→ **Work to do**: Copy out all lines that hold "sang".

[BEGIN Dataset rows]

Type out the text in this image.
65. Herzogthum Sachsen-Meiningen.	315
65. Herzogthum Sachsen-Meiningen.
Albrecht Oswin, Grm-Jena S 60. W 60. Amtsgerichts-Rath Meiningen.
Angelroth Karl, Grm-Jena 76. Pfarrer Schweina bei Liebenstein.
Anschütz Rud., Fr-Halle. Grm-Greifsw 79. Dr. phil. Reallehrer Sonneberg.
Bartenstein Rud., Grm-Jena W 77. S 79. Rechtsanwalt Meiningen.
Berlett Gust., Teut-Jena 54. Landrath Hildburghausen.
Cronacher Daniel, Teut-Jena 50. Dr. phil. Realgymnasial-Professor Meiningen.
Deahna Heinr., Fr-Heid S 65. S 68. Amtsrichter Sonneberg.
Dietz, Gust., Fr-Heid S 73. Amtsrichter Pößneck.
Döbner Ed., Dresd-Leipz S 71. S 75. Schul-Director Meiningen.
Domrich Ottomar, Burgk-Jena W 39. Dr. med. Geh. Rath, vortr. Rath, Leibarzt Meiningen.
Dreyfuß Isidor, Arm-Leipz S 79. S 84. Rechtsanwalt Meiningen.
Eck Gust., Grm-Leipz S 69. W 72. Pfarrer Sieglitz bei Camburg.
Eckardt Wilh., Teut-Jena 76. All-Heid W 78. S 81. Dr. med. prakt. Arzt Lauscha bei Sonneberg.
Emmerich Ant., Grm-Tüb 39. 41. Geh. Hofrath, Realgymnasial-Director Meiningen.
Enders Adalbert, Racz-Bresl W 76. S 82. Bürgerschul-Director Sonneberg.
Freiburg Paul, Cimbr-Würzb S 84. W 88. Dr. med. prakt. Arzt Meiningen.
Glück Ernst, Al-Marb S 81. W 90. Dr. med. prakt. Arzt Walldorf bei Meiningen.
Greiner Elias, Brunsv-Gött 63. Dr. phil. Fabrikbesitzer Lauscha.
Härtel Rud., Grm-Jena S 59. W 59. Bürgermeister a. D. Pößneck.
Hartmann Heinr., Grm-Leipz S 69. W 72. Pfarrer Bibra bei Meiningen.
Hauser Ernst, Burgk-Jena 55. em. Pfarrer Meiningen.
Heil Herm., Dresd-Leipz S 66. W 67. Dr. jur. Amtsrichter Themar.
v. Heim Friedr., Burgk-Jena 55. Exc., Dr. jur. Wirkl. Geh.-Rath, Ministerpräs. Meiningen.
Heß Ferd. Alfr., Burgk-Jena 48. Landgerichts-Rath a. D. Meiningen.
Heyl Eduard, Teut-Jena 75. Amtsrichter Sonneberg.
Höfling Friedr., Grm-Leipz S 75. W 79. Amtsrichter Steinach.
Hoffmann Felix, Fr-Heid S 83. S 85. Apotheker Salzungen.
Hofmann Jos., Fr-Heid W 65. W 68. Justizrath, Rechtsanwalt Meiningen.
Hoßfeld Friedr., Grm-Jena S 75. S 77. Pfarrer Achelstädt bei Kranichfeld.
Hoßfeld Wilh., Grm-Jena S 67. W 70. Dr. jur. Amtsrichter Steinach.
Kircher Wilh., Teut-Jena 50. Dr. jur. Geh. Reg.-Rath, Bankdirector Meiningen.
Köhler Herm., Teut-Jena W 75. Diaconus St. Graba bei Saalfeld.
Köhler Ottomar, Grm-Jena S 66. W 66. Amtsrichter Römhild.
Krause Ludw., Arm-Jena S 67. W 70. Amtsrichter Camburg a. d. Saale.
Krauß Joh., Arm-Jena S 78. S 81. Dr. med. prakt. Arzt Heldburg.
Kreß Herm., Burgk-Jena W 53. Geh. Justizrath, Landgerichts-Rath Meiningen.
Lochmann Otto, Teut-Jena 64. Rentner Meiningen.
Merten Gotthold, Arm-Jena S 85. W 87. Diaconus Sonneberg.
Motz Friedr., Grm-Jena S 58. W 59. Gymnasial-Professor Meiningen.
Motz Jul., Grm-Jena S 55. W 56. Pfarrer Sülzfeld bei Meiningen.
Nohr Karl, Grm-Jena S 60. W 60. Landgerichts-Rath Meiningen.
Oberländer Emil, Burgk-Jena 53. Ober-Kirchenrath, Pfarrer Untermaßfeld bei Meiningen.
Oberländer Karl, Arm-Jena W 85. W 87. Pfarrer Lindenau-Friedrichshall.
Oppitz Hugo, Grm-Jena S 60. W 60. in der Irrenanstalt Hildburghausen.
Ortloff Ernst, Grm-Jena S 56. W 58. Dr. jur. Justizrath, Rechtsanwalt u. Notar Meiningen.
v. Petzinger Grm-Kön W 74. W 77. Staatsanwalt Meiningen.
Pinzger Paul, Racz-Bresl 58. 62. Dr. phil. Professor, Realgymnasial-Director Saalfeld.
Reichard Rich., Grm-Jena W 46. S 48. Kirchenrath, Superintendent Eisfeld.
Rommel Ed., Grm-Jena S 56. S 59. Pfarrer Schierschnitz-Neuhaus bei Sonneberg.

[END Dataset rows]
[BEGIN Dataset rows]

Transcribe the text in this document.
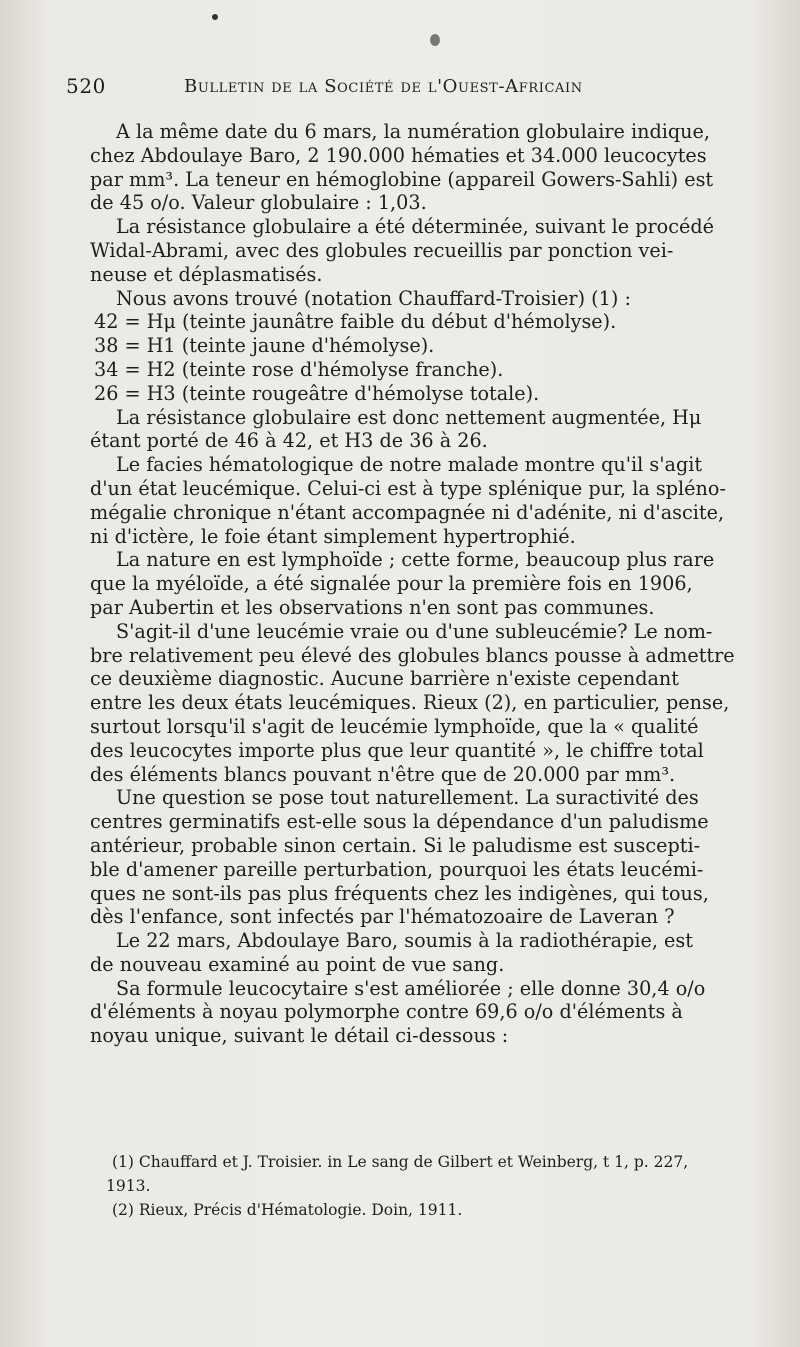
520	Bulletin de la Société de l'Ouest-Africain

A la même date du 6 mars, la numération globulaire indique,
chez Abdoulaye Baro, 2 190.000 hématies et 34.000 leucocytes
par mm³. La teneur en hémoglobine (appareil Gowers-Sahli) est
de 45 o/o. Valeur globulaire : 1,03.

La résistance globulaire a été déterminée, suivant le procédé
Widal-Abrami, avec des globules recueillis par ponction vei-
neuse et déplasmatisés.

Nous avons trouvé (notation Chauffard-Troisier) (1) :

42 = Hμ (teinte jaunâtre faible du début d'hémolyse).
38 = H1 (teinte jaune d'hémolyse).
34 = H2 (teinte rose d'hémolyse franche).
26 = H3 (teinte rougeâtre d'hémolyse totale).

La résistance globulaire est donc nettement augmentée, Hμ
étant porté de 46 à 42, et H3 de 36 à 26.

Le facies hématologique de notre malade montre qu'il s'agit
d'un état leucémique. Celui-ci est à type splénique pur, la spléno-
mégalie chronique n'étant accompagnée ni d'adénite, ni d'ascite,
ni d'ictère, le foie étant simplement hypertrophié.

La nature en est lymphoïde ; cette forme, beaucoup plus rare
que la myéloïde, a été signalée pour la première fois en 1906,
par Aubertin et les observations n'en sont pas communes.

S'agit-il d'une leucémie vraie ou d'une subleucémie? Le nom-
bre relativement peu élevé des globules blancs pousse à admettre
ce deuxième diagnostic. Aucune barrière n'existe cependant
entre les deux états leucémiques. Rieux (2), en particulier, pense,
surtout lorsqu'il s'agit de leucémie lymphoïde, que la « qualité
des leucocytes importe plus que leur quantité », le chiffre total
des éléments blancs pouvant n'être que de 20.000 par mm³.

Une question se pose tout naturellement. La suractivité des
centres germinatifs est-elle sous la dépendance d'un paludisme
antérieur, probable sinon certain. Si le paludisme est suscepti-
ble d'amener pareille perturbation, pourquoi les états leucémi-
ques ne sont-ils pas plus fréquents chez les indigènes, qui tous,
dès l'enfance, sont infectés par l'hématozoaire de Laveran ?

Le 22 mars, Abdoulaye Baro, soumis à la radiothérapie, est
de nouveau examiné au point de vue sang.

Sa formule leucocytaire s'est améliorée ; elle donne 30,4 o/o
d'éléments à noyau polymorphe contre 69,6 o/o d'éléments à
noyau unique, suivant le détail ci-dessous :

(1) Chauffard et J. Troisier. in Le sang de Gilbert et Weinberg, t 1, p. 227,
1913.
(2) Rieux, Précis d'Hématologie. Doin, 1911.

[END Dataset rows]
[BEGIN Dataset rows]

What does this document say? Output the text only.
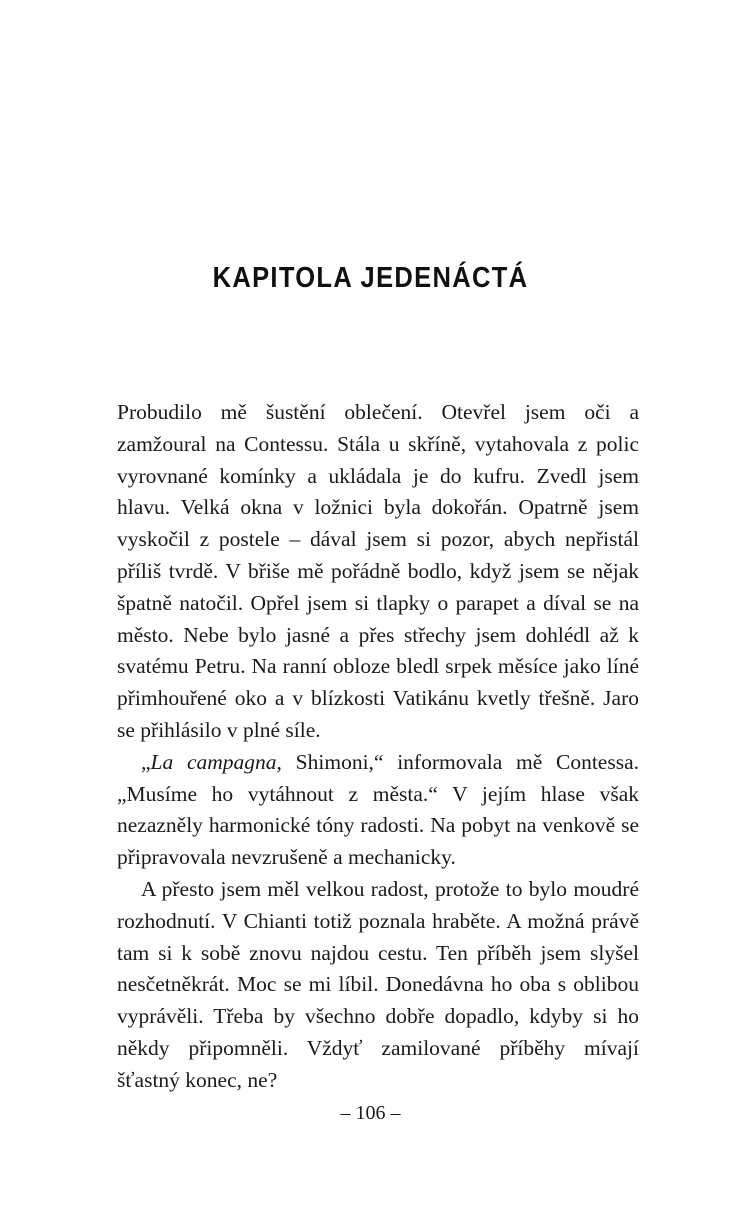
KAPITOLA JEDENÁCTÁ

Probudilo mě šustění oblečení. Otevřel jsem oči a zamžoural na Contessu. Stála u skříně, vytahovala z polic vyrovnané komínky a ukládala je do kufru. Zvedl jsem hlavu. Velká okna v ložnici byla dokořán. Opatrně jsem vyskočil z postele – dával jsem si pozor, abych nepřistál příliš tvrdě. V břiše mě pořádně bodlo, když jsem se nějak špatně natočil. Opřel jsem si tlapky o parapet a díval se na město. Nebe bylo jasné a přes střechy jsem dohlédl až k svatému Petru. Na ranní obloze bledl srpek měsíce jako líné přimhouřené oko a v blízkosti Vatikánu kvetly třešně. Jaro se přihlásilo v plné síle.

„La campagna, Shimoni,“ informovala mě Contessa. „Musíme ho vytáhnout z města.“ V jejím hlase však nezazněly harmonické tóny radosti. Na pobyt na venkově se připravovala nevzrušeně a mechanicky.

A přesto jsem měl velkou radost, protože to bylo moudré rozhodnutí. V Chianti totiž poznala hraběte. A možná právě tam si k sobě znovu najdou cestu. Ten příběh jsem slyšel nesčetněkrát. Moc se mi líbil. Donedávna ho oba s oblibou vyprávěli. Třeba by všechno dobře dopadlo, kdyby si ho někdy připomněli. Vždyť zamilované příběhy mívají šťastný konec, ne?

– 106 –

[END Dataset rows]

→ **Solution to the exercise**:
de nouveau examiné au point de vue sang.
(1) Chauffard et J. Troisier. in Le sang de Gilbert et Weinberg, t 1, p. 227,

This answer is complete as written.